[Records contained in a dataset]
● ● ●

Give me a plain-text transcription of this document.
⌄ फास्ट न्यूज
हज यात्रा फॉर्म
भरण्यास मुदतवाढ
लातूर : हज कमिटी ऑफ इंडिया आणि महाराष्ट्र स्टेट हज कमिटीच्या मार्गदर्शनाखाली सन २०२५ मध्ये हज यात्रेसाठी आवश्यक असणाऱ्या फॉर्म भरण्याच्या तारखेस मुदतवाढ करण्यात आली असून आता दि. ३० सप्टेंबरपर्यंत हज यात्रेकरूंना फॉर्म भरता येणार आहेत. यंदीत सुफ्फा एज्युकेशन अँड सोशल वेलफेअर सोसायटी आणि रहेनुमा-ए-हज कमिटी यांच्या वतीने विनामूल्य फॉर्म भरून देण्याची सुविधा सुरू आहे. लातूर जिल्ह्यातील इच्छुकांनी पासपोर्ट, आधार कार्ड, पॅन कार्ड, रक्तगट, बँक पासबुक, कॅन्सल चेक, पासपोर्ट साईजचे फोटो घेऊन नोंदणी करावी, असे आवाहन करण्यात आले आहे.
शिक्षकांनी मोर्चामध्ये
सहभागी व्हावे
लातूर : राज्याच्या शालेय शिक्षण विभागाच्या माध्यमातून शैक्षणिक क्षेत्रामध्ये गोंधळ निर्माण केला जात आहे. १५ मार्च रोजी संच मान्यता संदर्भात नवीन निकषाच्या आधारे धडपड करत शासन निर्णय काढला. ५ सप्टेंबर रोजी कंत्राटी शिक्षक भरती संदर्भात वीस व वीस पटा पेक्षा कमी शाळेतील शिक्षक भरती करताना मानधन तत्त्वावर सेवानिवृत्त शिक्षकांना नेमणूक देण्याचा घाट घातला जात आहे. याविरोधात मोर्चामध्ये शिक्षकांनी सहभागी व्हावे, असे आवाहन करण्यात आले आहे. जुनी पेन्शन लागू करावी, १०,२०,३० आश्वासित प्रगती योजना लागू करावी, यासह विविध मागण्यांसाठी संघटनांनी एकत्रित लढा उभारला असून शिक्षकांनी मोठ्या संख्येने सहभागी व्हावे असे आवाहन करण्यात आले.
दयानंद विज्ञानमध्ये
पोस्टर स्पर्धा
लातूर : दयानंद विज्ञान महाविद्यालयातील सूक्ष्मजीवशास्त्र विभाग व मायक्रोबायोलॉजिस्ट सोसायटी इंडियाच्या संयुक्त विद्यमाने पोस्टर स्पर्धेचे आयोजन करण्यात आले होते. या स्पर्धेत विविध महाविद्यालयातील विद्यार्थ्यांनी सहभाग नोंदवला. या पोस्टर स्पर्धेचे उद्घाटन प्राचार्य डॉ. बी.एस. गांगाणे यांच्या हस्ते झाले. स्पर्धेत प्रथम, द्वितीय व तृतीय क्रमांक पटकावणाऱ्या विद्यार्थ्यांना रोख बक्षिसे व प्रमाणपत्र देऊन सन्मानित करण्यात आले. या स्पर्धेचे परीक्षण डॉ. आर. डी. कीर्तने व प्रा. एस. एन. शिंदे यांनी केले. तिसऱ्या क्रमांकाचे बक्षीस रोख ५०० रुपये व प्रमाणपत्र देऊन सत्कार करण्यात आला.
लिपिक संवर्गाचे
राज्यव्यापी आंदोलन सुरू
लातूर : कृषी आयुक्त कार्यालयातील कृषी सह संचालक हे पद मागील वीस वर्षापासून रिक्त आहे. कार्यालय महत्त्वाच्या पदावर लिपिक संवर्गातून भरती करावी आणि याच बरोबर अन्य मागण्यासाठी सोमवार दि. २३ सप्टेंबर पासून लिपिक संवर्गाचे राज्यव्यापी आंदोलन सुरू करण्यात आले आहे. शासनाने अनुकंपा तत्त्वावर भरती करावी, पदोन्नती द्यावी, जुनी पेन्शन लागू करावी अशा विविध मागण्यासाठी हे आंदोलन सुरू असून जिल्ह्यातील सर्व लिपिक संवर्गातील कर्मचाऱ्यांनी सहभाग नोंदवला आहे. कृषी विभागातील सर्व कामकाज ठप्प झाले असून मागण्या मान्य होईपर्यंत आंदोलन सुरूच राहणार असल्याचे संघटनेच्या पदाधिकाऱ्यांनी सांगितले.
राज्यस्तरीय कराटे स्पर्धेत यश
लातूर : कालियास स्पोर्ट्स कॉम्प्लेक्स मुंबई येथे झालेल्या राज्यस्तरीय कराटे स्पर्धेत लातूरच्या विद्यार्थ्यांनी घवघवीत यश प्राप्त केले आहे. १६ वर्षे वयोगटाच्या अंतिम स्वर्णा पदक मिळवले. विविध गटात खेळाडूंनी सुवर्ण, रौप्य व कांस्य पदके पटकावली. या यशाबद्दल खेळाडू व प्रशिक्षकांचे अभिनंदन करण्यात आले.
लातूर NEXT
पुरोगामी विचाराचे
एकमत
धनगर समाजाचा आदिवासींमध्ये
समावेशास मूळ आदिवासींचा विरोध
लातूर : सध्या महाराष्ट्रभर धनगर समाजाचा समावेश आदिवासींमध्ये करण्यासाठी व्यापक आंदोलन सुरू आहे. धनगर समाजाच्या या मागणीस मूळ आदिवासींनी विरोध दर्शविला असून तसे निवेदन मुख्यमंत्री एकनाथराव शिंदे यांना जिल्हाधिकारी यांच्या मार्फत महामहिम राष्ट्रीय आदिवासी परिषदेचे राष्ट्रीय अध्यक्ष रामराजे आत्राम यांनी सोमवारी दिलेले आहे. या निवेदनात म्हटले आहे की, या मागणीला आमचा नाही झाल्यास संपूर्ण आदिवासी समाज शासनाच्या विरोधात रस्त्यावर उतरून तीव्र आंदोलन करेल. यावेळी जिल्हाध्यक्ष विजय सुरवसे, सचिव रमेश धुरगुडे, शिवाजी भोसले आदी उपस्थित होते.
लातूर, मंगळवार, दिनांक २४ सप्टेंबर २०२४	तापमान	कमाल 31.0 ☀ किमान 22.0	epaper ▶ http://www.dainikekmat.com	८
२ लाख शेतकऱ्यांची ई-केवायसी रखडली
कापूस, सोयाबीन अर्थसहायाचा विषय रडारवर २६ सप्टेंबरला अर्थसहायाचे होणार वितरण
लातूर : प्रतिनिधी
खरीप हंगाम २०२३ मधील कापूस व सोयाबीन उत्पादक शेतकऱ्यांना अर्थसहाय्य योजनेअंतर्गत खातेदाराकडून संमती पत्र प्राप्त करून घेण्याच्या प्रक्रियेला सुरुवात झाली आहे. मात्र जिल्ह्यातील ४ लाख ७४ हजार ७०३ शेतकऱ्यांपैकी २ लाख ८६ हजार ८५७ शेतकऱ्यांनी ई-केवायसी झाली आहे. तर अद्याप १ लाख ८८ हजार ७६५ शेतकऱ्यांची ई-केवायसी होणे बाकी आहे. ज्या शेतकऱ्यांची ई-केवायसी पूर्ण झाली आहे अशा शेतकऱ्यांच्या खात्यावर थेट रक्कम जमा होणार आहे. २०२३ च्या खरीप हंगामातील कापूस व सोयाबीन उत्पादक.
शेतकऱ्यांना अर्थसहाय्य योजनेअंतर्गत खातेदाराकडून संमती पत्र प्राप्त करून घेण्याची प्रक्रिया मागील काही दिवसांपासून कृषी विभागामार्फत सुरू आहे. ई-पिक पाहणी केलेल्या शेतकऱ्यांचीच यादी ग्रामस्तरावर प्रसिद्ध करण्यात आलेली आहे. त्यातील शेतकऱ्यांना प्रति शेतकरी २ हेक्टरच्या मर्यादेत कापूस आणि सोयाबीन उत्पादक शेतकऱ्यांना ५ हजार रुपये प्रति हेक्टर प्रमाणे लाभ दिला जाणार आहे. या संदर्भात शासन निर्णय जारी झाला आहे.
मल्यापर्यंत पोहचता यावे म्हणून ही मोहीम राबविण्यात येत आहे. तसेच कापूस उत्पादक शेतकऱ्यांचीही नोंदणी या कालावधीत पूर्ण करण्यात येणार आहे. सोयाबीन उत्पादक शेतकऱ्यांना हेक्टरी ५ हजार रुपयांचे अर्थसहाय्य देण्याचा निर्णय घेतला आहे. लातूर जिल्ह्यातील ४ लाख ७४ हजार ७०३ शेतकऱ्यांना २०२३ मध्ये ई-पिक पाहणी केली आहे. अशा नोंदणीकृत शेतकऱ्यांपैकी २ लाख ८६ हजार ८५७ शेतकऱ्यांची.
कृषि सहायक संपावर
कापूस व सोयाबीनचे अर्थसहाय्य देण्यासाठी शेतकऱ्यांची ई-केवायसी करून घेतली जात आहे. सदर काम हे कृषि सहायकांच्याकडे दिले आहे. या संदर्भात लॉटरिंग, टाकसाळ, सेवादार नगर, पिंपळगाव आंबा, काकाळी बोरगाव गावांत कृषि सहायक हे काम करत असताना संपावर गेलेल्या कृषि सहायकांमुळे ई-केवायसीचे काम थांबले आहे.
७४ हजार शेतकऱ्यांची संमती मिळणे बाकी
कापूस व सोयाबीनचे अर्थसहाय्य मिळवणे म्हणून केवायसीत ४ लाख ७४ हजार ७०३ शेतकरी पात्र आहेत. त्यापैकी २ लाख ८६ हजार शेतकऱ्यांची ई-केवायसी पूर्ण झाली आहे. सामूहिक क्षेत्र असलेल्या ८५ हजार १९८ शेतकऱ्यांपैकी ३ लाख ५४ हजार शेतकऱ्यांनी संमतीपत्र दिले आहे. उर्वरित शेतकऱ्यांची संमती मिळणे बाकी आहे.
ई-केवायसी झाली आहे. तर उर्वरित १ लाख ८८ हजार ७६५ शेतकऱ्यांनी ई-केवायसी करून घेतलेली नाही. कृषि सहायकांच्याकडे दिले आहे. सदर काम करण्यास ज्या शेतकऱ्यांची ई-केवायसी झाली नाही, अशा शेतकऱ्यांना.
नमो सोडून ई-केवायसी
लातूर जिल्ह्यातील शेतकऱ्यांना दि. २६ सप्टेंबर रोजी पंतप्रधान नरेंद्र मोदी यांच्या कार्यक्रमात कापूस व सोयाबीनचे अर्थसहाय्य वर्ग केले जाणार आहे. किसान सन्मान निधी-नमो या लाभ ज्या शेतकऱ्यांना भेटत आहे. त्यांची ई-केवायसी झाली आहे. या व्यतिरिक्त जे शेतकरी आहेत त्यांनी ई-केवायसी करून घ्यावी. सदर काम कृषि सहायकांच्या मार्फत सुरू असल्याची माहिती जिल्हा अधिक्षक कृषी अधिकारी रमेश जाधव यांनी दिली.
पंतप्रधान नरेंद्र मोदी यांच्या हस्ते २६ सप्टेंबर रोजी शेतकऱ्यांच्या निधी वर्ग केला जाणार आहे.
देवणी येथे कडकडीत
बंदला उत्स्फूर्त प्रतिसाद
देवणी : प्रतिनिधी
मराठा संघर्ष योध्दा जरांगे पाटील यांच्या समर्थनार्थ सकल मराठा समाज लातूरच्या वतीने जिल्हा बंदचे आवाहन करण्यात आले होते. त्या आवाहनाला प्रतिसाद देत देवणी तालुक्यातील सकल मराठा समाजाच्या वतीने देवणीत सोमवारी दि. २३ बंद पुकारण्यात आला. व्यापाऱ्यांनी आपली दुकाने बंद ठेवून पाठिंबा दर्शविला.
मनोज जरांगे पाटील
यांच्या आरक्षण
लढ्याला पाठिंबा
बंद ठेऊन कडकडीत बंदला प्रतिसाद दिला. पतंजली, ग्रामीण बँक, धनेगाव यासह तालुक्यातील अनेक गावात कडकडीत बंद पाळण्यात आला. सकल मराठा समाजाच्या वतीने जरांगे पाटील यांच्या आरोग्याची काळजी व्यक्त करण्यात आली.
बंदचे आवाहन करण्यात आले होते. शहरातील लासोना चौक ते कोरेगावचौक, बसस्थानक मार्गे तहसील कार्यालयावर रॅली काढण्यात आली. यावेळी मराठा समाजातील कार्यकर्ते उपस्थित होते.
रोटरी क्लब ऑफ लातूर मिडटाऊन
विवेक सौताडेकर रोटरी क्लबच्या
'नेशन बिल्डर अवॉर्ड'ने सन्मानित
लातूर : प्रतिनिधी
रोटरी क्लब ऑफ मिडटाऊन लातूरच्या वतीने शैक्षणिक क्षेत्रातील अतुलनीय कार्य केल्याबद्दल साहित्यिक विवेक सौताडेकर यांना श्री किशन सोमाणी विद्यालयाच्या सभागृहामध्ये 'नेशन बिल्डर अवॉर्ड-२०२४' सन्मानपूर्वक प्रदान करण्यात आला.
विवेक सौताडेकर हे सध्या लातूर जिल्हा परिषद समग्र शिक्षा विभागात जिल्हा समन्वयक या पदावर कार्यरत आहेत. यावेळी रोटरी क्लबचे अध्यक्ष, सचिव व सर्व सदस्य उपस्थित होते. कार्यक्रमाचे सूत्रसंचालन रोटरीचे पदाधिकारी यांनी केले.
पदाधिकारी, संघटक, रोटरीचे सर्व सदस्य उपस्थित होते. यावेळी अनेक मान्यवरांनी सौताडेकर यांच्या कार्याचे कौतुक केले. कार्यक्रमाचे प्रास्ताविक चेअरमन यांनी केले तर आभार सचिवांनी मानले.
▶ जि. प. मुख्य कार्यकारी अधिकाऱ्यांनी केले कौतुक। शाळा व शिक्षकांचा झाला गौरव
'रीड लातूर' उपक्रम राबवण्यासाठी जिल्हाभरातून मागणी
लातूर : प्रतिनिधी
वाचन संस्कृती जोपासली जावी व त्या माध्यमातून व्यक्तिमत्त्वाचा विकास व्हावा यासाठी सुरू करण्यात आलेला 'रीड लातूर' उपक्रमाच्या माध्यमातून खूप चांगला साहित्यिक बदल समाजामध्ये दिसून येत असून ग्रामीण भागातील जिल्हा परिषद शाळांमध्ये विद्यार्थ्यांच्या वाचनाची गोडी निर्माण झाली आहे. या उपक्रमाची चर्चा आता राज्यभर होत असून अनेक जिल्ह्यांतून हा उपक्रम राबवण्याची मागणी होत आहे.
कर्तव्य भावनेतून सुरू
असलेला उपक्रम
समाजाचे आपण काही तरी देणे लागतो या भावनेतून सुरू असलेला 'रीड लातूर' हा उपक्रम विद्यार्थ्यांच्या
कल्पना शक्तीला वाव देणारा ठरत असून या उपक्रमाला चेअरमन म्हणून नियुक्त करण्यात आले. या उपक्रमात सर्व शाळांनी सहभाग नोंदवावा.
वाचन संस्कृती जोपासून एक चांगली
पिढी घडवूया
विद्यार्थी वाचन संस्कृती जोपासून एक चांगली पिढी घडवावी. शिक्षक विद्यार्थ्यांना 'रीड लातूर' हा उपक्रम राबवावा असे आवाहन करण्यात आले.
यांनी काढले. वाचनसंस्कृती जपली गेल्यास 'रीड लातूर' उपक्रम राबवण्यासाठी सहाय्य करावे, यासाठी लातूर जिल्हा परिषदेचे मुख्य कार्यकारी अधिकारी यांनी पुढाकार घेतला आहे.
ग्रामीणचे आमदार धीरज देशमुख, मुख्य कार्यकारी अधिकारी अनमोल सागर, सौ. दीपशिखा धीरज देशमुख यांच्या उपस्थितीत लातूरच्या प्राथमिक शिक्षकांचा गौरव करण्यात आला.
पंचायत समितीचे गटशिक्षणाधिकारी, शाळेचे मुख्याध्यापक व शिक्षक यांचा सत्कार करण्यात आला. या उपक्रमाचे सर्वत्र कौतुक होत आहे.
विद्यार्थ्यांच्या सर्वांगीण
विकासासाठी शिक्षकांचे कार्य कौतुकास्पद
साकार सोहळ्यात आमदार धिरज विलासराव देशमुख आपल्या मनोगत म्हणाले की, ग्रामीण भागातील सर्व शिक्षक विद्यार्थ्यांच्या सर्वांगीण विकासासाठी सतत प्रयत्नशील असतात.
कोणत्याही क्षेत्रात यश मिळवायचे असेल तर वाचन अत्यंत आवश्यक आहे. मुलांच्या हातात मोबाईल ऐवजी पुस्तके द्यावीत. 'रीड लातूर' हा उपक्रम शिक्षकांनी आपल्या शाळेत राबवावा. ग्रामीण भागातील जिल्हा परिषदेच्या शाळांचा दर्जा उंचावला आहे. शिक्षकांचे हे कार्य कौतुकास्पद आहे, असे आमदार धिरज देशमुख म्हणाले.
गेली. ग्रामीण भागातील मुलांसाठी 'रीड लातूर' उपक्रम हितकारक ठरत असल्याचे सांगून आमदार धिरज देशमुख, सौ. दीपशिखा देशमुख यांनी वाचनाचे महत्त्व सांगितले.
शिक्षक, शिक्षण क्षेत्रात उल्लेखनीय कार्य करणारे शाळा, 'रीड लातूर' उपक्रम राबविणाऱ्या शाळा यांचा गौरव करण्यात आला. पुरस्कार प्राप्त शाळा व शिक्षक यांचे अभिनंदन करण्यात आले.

● ● ●

| Set exercise |
Reply with only the number of lines in the material above where the string "अरमन" appears.

| Result of this task |
2